* [Stated task] Scan the material and copy every line in which "random" appears.

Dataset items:
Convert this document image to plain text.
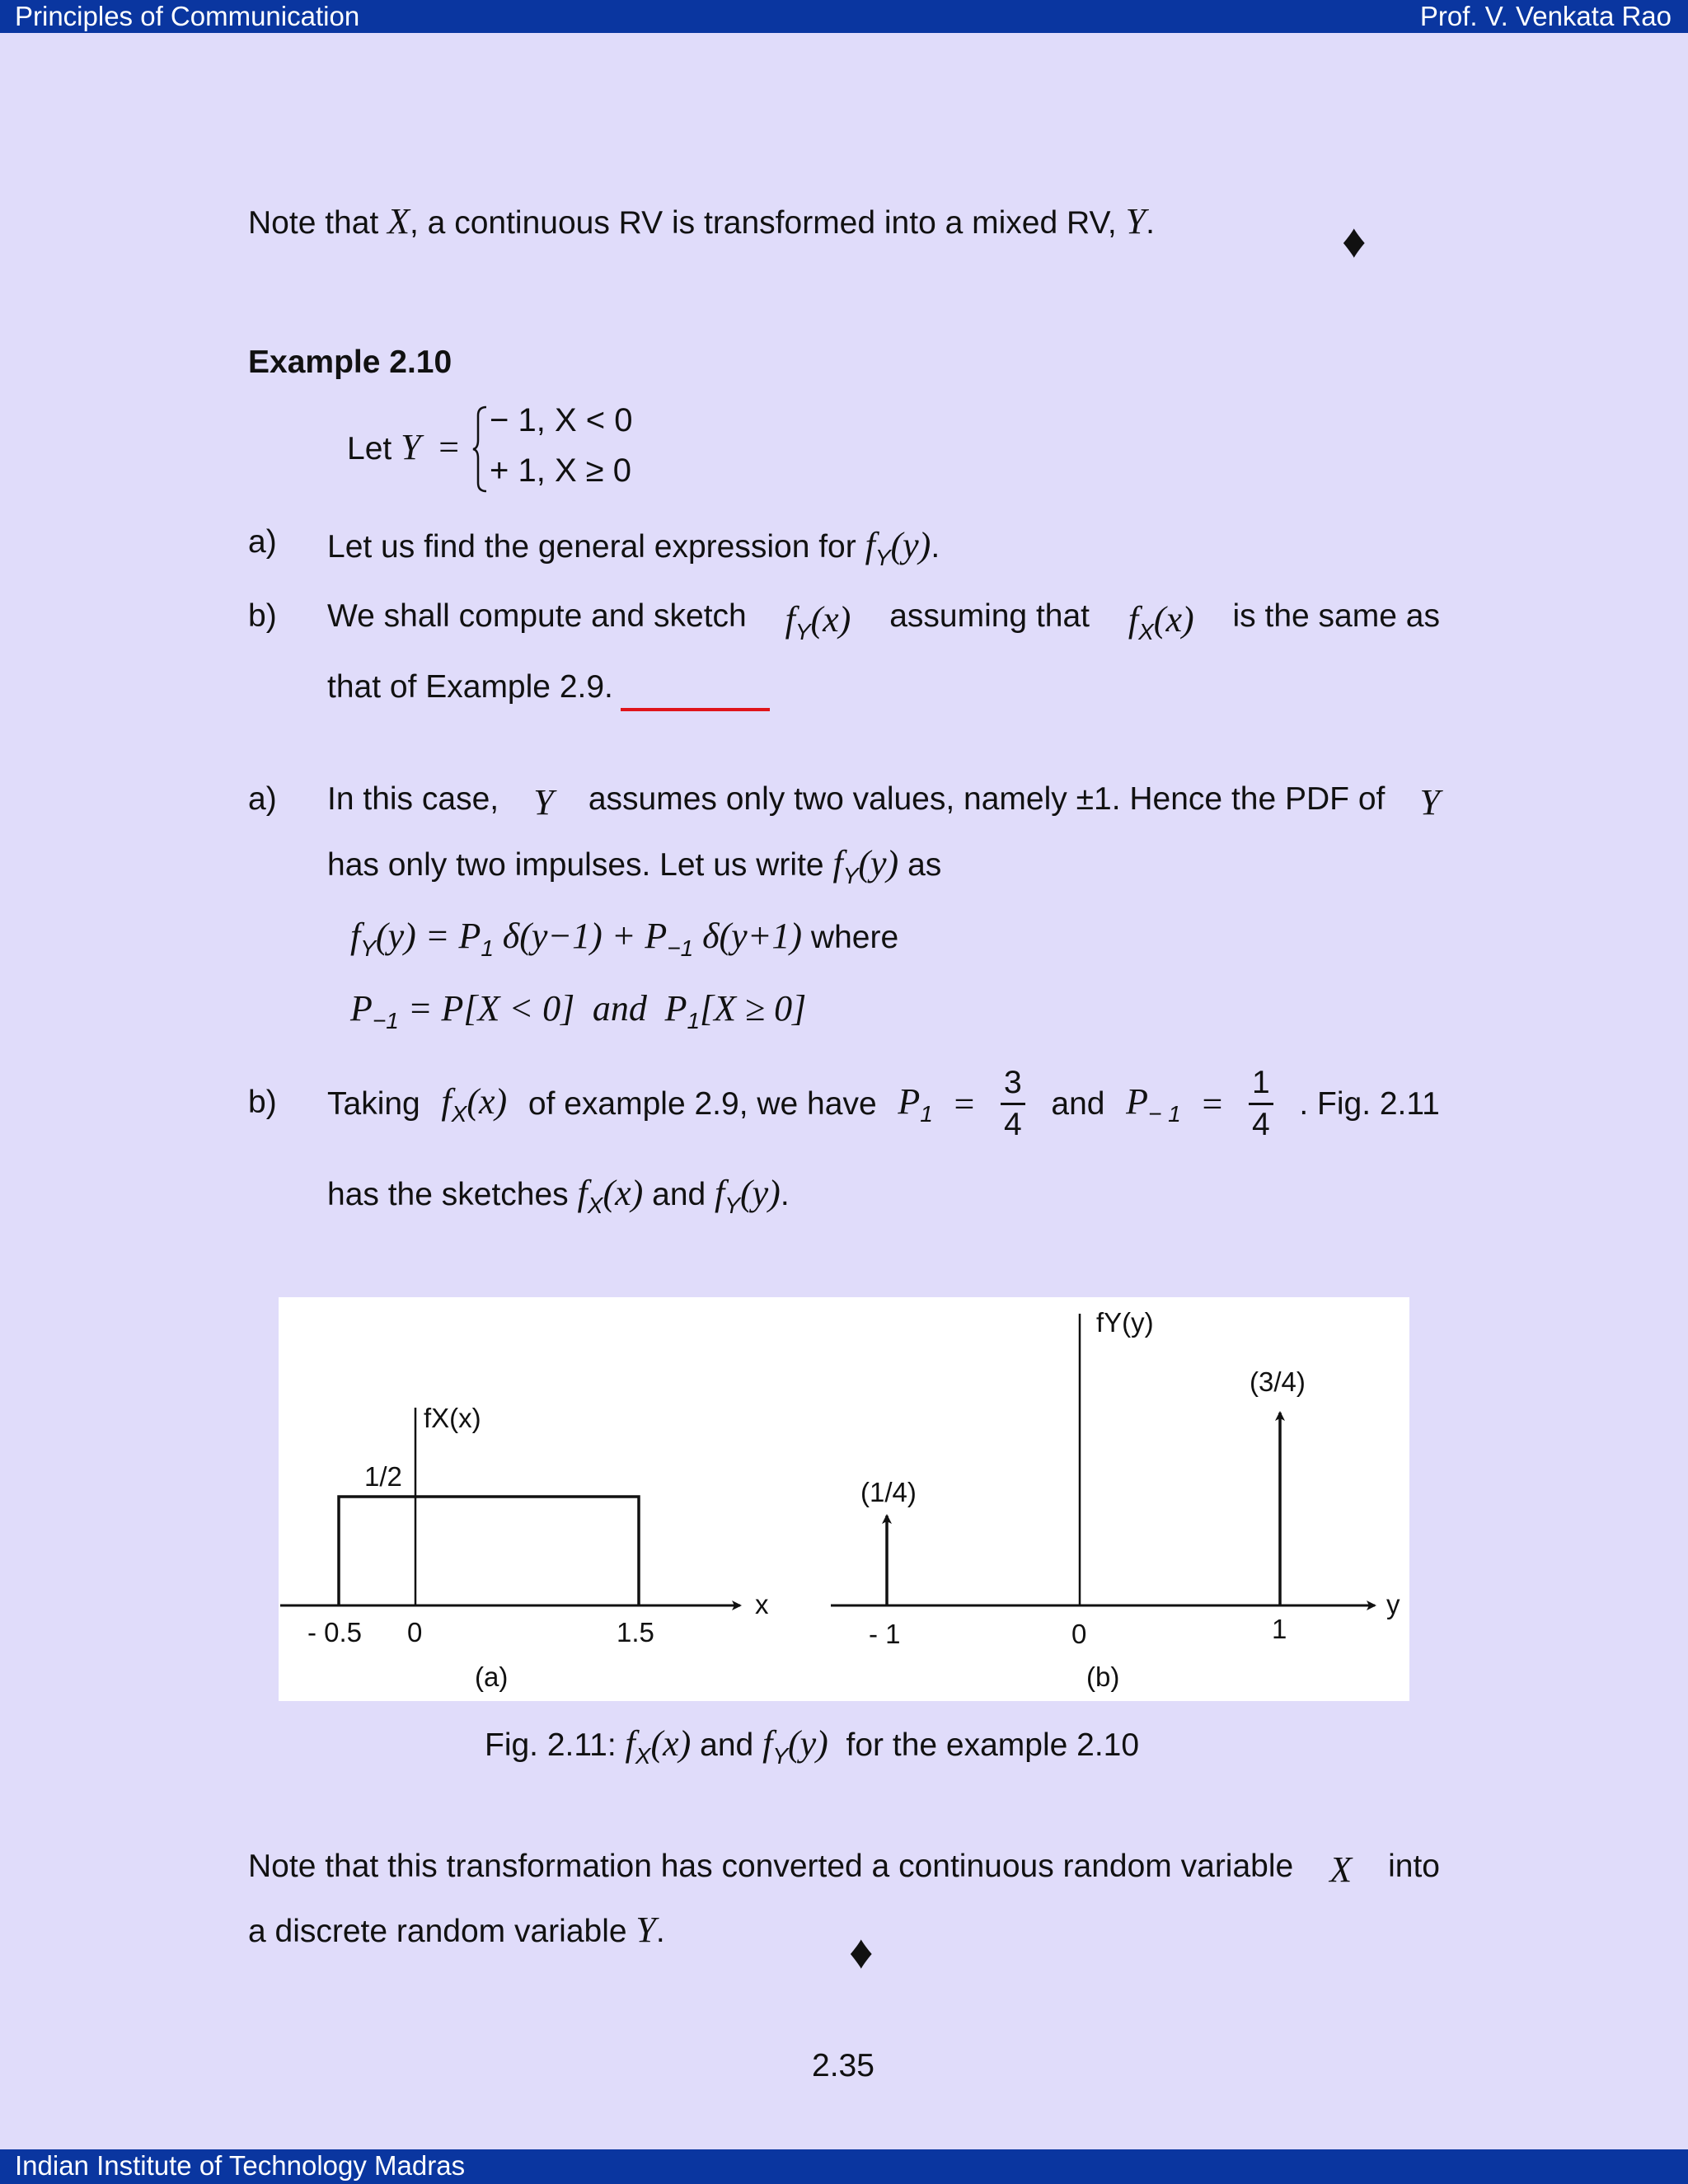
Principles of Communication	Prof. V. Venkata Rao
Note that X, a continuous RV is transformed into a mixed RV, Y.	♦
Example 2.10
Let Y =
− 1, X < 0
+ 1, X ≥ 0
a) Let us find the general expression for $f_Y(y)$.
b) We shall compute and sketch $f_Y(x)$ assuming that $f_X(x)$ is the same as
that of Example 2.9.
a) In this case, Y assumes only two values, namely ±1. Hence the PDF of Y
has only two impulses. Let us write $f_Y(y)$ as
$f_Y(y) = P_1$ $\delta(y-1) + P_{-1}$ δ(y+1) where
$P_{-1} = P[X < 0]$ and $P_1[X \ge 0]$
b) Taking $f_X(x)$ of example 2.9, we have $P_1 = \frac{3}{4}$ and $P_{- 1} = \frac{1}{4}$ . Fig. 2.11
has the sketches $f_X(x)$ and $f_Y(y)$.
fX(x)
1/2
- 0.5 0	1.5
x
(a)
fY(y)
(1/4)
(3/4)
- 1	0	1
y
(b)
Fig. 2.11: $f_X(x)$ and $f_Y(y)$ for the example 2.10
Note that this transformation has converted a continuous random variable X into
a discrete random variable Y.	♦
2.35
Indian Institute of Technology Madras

* [Solution to this problem]
Note that this transformation has converted a continuous random variable X into
a discrete random variable Y.	♦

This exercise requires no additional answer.